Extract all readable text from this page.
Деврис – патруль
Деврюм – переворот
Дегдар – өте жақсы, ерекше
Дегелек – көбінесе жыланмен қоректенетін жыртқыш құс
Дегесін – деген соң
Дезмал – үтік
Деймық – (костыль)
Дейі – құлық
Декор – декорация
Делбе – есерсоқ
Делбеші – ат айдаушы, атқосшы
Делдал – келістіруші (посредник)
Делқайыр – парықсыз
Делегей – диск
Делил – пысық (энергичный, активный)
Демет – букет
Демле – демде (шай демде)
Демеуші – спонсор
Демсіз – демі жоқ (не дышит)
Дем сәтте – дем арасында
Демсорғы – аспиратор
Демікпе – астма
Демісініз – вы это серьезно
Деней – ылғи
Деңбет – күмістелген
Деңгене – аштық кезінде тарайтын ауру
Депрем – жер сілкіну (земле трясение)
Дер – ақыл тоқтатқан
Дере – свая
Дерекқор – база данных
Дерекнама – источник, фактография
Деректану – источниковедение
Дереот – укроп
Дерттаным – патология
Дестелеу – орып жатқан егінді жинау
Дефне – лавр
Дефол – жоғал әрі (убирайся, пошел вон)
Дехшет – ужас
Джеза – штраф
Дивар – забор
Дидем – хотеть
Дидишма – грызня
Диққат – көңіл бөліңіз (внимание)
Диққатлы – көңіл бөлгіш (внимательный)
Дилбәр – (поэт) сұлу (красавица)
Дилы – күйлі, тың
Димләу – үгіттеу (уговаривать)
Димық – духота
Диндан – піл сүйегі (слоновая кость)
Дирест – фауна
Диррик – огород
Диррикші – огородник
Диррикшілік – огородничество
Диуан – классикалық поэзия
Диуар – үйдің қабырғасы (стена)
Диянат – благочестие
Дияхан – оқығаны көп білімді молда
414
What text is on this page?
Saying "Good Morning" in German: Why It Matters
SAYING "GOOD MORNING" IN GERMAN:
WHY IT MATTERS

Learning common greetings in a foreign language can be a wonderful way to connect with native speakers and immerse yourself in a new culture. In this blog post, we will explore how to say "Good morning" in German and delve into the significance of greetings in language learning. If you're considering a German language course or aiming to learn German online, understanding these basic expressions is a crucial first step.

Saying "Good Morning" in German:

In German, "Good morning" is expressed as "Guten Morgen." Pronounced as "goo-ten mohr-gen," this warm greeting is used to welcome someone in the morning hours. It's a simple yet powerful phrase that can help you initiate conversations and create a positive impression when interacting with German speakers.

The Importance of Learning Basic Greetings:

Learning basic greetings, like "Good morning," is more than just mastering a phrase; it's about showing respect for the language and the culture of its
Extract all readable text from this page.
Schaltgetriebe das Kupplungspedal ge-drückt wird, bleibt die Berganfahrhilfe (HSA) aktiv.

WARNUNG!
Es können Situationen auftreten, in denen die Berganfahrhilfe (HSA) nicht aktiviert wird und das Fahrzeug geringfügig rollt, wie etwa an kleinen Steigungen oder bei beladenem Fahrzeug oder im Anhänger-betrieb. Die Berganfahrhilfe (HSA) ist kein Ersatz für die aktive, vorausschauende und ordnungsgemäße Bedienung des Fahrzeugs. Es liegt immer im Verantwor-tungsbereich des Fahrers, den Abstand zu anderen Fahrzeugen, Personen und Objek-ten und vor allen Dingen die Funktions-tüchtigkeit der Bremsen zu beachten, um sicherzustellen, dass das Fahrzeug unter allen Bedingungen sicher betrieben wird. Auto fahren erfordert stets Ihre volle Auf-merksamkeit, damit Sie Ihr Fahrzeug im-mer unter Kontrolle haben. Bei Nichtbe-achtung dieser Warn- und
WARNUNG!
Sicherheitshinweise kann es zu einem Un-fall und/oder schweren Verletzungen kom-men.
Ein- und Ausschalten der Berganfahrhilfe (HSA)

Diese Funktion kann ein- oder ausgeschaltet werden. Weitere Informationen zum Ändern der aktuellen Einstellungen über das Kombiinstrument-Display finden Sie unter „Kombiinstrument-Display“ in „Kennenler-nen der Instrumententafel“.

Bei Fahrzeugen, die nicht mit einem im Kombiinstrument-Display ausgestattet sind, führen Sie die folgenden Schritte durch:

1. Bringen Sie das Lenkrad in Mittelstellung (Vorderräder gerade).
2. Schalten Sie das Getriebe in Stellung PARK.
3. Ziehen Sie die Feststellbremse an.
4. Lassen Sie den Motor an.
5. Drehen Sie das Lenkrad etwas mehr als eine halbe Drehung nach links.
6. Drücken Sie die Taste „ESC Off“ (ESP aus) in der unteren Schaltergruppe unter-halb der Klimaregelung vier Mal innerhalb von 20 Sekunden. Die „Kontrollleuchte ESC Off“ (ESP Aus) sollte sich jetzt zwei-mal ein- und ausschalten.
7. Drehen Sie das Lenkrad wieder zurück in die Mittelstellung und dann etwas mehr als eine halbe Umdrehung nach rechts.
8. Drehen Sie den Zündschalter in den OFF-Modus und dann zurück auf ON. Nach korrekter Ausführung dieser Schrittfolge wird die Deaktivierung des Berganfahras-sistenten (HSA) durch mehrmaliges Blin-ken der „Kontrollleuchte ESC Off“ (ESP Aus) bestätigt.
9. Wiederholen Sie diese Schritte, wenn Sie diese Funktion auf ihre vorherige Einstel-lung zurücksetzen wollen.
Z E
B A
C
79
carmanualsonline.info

→ **WHAT THE TASK REQUIRES**:
Write out every entry exactly as given.

→ **PROBLEM SOLUTION**:
Extract all readable text from this page.
Деврис – патруль
Деврюм – переворот
Дегдар – өте жақсы, ерекше
Дегелек – көбінесе жыланмен қоректенетін жыртқыш құс
Дегесін – деген соң
Дезмал – үтік
Деймық – (костыль)
Дейі – құлық
Декор – декорация
Делбе – есерсоқ
Делбеші – ат айдаушы, атқосшы
Делдал – келістіруші (посредник)
Делқайыр – парықсыз
Делегей – диск
Делил – пысық (энергичный, активный)
Демет – букет
Демле – демде (шай демде)
Демеуші – спонсор
Демсіз – демі жоқ (не дышит)
Дем сәтте – дем арасында
Демсорғы – аспиратор
Демікпе – астма
Демісініз – вы это серьезно
Деней – ылғи
Деңбет – күмістелген
Деңгене – аштық кезінде тарайтын ауру
Депрем – жер сілкіну (земле трясение)
Дер – ақыл тоқтатқан
Дере – свая
Дерекқор – база данных
Дерекнама – источник, фактография
Деректану – источниковедение
Дереот – укроп
Дерттаным – патология
Дестелеу – орып жатқан егінді жинау
Дефне – лавр
Дефол – жоғал әрі (убирайся, пошел вон)
Дехшет – ужас
Джеза – штраф
Дивар – забор
Дидем – хотеть
Дидишма – грызня
Диққат – көңіл бөліңіз (внимание)
Диққатлы – көңіл бөлгіш (внимательный)
Дилбәр – (поэт) сұлу (красавица)
Дилы – күйлі, тың
Димләу – үгіттеу (уговаривать)
Димық – духота
Диндан – піл сүйегі (слоновая кость)
Дирест – фауна
Диррик – огород
Диррикші – огородник
Диррикшілік – огородничество
Диуан – классикалық поэзия
Диуар – үйдің қабырғасы (стена)
Диянат – благочестие
Дияхан – оқығаны көп білімді молда
414
What text is on this page?
Saying "Good Morning" in German: Why It Matters
SAYING "GOOD MORNING" IN GERMAN:
WHY IT MATTERS

Learning common greetings in a foreign language can be a wonderful way to connect with native speakers and immerse yourself in a new culture. In this blog post, we will explore how to say "Good morning" in German and delve into the significance of greetings in language learning. If you're considering a German language course or aiming to learn German online, understanding these basic expressions is a crucial first step.

Saying "Good Morning" in German:

In German, "Good morning" is expressed as "Guten Morgen." Pronounced as "goo-ten mohr-gen," this warm greeting is used to welcome someone in the morning hours. It's a simple yet powerful phrase that can help you initiate conversations and create a positive impression when interacting with German speakers.

The Importance of Learning Basic Greetings:

Learning basic greetings, like "Good morning," is more than just mastering a phrase; it's about showing respect for the language and the culture of its
Extract all readable text from this page.
Schaltgetriebe das Kupplungspedal ge-drückt wird, bleibt die Berganfahrhilfe (HSA) aktiv.

WARNUNG!
Es können Situationen auftreten, in denen die Berganfahrhilfe (HSA) nicht aktiviert wird und das Fahrzeug geringfügig rollt, wie etwa an kleinen Steigungen oder bei beladenem Fahrzeug oder im Anhänger-betrieb. Die Berganfahrhilfe (HSA) ist kein Ersatz für die aktive, vorausschauende und ordnungsgemäße Bedienung des Fahrzeugs. Es liegt immer im Verantwor-tungsbereich des Fahrers, den Abstand zu anderen Fahrzeugen, Personen und Objek-ten und vor allen Dingen die Funktions-tüchtigkeit der Bremsen zu beachten, um sicherzustellen, dass das Fahrzeug unter allen Bedingungen sicher betrieben wird. Auto fahren erfordert stets Ihre volle Auf-merksamkeit, damit Sie Ihr Fahrzeug im-mer unter Kontrolle haben. Bei Nichtbe-achtung dieser Warn- und
WARNUNG!
Sicherheitshinweise kann es zu einem Un-fall und/oder schweren Verletzungen kom-men.
Ein- und Ausschalten der Berganfahrhilfe (HSA)

Diese Funktion kann ein- oder ausgeschaltet werden. Weitere Informationen zum Ändern der aktuellen Einstellungen über das Kombiinstrument-Display finden Sie unter „Kombiinstrument-Display“ in „Kennenler-nen der Instrumententafel“.

Bei Fahrzeugen, die nicht mit einem im Kombiinstrument-Display ausgestattet sind, führen Sie die folgenden Schritte durch:

1. Bringen Sie das Lenkrad in Mittelstellung (Vorderräder gerade).
2. Schalten Sie das Getriebe in Stellung PARK.
3. Ziehen Sie die Feststellbremse an.
4. Lassen Sie den Motor an.
5. Drehen Sie das Lenkrad etwas mehr als eine halbe Drehung nach links.
6. Drücken Sie die Taste „ESC Off“ (ESP aus) in der unteren Schaltergruppe unter-halb der Klimaregelung vier Mal innerhalb von 20 Sekunden. Die „Kontrollleuchte ESC Off“ (ESP Aus) sollte sich jetzt zwei-mal ein- und ausschalten.
7. Drehen Sie das Lenkrad wieder zurück in die Mittelstellung und dann etwas mehr als eine halbe Umdrehung nach rechts.
8. Drehen Sie den Zündschalter in den OFF-Modus und dann zurück auf ON. Nach korrekter Ausführung dieser Schrittfolge wird die Deaktivierung des Berganfahras-sistenten (HSA) durch mehrmaliges Blin-ken der „Kontrollleuchte ESC Off“ (ESP Aus) bestätigt.
9. Wiederholen Sie diese Schritte, wenn Sie diese Funktion auf ihre vorherige Einstel-lung zurücksetzen wollen.
Z E
B A
C
79
carmanualsonline.info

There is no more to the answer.